[Source document]:
- Opening Delimiter -
Good morning, RVA! It's 66 °F, highs today will be in the upper 70s, and we’ve got some potentially severe wind and rain on the way. WTVR has a more detailed forecast—which does include the possible risk of some tornadoes. Be prepared and stay safe!
Cooler temperatures are on deck for the weekend after the storms move through.
Water cooler
Today, I am assigning you a piece of budget-related homework for the weekend. Amendments to the Mayor’s proposed budget were due yesterday, so every councilmembers’ cards should be on the table. I imagine we’ll see all sorts of scenarios, real estate tax rates, and cuts to schools and other critical services. I haven’t seen those amendments yet, but, presumably they’ll make their way into the public sphere over the weekend. Your homework is to find a copy of those amendments (if history is any indicator, maybe check Councilmember Jones’s Twitter feed), read through them, and start thinking about which ones fund the most stuff and make the most sense to you. Monday night is the Big Budget Public Hearing (6:00 PM, Council Chambers) which we’re all attending, so you’ll want to have put some thought in beforehand!
- Closing Delimiter -
[Problem description]: Continue the Richmond morning newsletter from the end of the budget homework paragraph.

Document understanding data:
- Opening Delimiter -
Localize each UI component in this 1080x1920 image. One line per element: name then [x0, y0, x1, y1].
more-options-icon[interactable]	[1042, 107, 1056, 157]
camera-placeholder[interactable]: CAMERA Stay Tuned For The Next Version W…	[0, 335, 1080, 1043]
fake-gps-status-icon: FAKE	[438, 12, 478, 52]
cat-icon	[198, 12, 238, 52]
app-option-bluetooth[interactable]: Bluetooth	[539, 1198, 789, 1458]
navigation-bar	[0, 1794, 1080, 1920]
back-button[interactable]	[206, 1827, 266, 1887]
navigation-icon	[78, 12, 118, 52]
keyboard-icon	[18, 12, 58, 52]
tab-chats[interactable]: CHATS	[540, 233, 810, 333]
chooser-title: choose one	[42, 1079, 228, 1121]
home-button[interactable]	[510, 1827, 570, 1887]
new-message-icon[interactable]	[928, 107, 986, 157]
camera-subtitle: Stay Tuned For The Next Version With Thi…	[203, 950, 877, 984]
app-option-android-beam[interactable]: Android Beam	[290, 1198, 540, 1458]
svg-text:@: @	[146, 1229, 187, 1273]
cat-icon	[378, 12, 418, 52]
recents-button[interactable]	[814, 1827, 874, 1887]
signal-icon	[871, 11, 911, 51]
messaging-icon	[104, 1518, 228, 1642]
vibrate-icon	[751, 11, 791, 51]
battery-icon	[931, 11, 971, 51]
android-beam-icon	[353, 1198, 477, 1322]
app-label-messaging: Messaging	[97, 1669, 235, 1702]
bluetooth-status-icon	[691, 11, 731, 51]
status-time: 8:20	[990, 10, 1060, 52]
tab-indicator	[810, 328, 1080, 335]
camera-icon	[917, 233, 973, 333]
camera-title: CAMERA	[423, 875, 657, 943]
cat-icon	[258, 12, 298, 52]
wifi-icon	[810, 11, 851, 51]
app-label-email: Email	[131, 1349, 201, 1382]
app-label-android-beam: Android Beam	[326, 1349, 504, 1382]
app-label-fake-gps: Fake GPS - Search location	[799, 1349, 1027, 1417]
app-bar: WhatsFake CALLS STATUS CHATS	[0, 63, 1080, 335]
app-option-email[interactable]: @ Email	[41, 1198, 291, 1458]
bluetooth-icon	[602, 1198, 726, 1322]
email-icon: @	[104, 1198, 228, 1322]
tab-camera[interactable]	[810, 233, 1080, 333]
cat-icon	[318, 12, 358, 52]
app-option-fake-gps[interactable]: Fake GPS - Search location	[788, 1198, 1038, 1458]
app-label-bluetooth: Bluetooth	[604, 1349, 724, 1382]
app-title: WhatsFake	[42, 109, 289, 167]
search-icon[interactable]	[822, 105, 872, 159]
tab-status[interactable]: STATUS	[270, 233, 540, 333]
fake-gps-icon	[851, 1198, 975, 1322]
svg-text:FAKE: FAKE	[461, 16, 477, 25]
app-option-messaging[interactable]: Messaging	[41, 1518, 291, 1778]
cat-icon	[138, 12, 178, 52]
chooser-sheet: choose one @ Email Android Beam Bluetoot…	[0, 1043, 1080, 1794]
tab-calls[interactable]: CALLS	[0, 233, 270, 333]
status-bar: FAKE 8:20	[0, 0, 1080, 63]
- Closing Delimiter -
[Exercise output]:
The RTD’s Tammie Smith has a good piece on the Market @ 25th, the new, longtime-coming grocery store in the East End that opens next week. It certainly sounds like the folks involved put a lot of care into making the store feel like part of the neighborhood. It’s exciting stuff, but dang if you can’t just hear how nervous folks are about making this store sustainable into the long-term future.
I want to point out this story in the RTD by Justin Mattingly about the Thomas Jefferson High School robotics team qualifying for the world championships. First of all, that’s awesome. Second of all, it’s wonderful to read a positive story about Richmond Public Schools in the RTD that doesn’t spend half the word count recapping whatever latest controversy. Getting positive stories of RPS success and resiliency (and fun) in front of as many people as possible is super important. This kind of thing, as simple as it sounds, starts to shift public perception of the District which starts to shift actual policy—both on the state and local level. More of this please! You can donate to help fund the team’s trip to Detroit over on their gofundme.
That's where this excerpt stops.